- [Given instruction]
Track down every line below that holds "this" and copy it.

- [Items]
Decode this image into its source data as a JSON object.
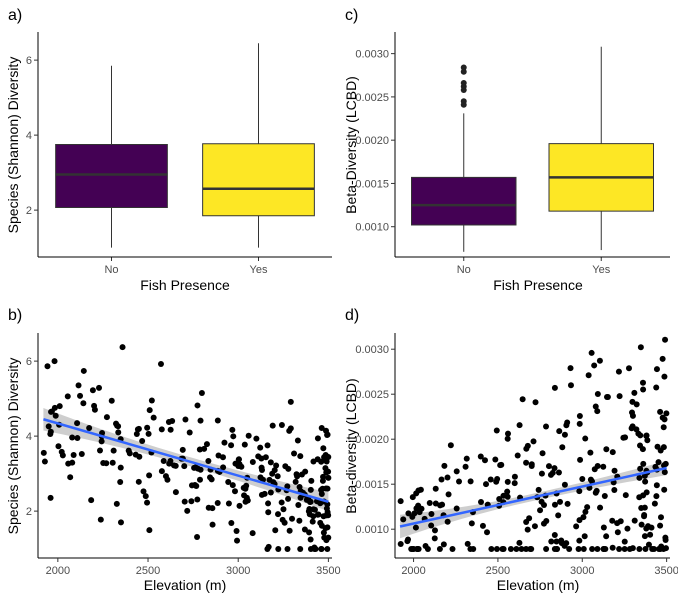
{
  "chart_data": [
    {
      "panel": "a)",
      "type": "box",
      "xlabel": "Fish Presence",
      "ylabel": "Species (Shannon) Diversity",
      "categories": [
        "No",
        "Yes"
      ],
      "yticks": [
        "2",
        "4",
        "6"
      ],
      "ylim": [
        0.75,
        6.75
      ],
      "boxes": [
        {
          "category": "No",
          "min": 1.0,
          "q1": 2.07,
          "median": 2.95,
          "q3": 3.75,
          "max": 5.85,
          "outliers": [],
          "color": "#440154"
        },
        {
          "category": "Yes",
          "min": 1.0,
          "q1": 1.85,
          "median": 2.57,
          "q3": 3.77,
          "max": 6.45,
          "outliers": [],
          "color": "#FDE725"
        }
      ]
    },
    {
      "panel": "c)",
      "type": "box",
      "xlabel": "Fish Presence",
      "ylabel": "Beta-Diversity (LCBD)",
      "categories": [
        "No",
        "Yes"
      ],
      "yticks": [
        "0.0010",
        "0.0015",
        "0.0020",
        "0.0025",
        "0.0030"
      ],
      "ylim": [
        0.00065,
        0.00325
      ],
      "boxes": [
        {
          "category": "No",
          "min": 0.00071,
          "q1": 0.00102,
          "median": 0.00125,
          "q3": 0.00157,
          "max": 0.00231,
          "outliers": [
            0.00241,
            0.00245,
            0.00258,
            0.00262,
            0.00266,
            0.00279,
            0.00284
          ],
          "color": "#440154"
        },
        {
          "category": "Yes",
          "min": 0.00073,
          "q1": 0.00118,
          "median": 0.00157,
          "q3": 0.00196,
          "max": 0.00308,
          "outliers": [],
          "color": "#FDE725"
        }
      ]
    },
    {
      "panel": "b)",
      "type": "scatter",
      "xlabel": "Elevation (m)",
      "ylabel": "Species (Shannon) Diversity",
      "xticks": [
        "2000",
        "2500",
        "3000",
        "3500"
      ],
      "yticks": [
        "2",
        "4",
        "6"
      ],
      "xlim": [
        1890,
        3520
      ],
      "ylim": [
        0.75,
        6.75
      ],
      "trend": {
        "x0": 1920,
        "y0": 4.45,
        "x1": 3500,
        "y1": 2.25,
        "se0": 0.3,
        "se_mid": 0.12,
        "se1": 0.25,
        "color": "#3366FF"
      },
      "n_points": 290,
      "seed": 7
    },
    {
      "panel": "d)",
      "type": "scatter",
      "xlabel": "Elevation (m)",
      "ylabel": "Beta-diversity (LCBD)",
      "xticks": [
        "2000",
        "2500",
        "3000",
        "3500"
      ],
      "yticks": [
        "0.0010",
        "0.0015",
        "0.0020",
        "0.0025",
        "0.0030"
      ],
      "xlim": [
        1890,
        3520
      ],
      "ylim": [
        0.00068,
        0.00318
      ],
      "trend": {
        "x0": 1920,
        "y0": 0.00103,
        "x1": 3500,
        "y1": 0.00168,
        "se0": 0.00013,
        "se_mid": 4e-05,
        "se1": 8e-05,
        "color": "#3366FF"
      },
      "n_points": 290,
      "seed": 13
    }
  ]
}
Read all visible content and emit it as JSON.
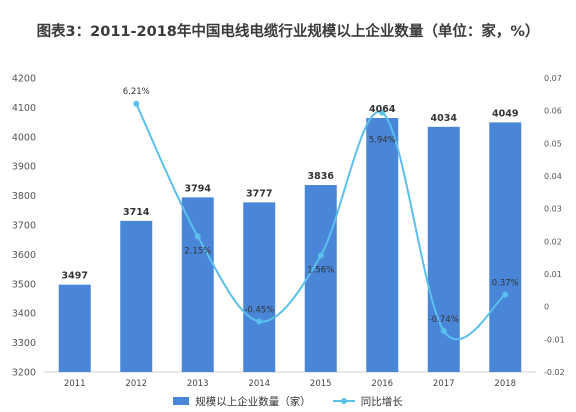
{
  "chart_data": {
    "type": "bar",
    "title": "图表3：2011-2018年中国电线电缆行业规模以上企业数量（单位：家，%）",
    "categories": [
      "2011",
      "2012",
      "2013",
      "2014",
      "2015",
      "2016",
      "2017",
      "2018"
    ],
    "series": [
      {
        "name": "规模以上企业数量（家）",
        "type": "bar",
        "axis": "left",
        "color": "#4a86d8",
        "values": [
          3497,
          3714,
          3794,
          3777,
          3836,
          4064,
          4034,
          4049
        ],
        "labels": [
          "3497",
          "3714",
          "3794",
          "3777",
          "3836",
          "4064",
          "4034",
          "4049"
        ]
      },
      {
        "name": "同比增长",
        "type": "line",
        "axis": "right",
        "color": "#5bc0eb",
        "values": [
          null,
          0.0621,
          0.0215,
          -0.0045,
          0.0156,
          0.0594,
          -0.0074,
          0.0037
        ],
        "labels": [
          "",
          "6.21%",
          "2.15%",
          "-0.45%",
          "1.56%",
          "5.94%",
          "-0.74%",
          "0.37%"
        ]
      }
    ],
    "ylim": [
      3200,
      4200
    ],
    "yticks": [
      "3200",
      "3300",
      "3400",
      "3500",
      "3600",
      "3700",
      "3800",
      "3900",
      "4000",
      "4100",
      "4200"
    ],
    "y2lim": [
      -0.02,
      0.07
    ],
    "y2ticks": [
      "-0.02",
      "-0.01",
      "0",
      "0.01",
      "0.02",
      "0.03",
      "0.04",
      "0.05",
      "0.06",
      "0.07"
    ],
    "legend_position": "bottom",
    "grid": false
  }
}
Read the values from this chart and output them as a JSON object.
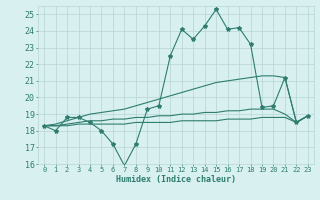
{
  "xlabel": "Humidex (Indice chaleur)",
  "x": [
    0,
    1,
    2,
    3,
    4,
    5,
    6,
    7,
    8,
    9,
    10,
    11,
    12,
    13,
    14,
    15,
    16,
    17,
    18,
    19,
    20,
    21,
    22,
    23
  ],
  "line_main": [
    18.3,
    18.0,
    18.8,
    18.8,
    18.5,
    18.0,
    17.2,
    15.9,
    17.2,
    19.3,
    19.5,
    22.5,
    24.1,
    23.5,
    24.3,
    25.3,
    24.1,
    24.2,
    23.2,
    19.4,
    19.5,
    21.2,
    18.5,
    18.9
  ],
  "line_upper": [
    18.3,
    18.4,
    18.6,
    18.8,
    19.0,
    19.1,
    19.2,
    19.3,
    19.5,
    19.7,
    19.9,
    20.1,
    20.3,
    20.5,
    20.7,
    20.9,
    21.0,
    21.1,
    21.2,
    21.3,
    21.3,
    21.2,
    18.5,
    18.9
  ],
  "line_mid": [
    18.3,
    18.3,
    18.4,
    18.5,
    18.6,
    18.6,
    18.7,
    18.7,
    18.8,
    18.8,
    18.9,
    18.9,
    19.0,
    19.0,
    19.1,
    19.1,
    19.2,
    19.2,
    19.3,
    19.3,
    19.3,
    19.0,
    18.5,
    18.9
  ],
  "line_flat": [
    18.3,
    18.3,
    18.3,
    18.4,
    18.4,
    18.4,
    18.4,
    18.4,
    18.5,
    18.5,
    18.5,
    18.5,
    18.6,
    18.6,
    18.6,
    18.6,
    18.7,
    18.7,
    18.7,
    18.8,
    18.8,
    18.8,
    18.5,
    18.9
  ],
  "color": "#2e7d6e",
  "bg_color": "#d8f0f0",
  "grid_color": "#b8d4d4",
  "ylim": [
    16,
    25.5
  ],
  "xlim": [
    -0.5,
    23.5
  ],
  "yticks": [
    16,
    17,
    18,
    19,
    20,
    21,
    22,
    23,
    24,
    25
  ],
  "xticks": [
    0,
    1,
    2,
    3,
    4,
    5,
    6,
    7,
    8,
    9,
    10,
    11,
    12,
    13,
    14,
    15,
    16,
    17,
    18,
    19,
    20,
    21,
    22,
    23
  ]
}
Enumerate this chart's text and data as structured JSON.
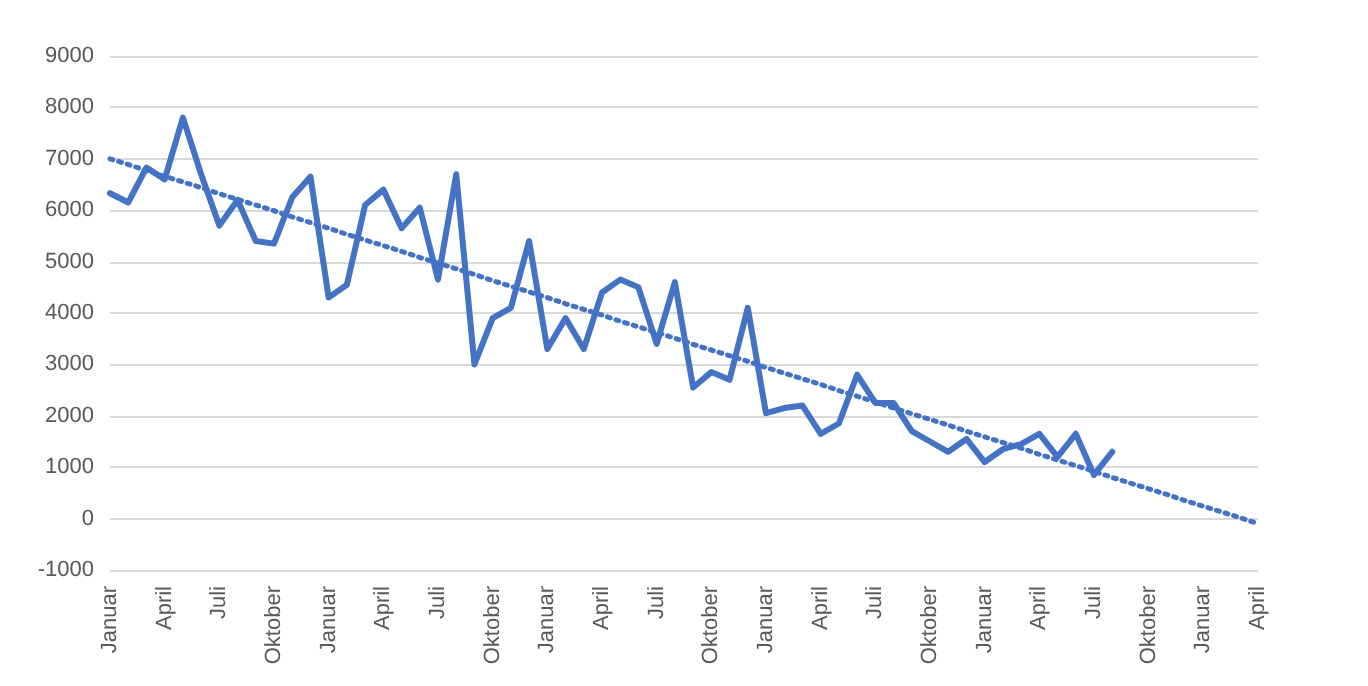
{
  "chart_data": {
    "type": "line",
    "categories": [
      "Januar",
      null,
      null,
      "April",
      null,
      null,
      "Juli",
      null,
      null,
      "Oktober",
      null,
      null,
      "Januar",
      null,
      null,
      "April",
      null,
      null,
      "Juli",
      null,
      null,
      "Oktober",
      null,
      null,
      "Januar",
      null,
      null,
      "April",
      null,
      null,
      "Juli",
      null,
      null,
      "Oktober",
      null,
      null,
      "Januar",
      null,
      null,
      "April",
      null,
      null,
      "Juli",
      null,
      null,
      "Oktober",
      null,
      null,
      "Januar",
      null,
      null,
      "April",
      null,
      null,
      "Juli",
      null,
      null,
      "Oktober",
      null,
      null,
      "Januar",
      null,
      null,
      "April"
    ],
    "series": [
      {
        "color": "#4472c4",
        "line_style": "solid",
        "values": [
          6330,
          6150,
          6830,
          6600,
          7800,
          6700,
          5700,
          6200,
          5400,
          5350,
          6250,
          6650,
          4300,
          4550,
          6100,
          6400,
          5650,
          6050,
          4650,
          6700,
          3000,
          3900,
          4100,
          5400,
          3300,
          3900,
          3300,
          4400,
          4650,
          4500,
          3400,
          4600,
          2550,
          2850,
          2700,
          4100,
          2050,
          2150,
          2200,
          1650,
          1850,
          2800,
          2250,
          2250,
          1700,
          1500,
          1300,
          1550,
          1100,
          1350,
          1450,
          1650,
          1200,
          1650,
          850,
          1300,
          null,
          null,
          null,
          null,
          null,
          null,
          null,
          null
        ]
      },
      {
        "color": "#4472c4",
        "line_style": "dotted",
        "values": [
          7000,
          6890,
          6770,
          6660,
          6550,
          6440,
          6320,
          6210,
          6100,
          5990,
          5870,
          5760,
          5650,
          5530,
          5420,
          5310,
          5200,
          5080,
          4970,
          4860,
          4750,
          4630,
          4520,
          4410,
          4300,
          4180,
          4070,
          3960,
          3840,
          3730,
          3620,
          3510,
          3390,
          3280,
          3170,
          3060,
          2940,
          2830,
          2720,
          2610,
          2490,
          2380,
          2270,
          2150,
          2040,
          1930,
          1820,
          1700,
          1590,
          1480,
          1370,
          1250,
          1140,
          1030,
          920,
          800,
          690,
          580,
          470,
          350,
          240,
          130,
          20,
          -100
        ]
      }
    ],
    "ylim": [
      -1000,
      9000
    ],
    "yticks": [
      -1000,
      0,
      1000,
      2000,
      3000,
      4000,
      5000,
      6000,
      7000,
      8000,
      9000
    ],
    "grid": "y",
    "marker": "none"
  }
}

- [Task solution]
Decode this image into its source data as a JSON object.
Read the values from this chart and output them as a JSON object.
Enumerate this chart's text and data as structured JSON.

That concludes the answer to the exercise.